## WHAT TO PRODUCE
Pick out the lines below with "light" and list them.

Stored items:
★ ★ ★ ★ ★ ★ ★
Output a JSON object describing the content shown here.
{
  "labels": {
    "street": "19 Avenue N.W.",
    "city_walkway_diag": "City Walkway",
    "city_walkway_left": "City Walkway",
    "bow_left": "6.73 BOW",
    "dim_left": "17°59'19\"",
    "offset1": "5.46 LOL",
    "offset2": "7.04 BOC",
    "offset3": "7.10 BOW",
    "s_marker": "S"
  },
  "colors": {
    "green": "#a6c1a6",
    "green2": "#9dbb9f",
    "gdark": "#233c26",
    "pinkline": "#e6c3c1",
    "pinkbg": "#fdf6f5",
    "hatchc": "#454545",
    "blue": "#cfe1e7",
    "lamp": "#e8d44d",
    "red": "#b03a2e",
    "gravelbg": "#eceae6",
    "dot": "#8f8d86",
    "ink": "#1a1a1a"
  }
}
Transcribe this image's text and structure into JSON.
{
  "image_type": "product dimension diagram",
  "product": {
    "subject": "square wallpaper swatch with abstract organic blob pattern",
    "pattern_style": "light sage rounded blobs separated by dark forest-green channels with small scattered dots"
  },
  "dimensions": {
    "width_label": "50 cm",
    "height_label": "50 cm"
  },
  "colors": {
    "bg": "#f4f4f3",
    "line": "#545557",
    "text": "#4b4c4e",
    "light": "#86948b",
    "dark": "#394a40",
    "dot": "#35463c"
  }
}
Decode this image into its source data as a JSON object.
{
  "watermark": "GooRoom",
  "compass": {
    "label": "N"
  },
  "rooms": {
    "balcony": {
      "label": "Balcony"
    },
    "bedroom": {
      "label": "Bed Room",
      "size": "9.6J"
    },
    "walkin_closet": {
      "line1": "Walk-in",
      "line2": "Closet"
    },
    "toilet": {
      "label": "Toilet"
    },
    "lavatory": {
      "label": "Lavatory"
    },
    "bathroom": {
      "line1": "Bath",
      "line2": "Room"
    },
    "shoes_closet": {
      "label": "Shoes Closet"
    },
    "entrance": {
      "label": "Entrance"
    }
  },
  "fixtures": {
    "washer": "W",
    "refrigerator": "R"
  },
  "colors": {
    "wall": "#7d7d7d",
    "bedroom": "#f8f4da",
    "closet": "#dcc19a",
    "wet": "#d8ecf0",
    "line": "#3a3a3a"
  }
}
★ ★ ★ ★ ★ ★ ★
## TASK OUTPUT
    "pattern_style": "light sage rounded blobs separated by dark forest-green channels with small scattered dots"
    "light": "#86948b",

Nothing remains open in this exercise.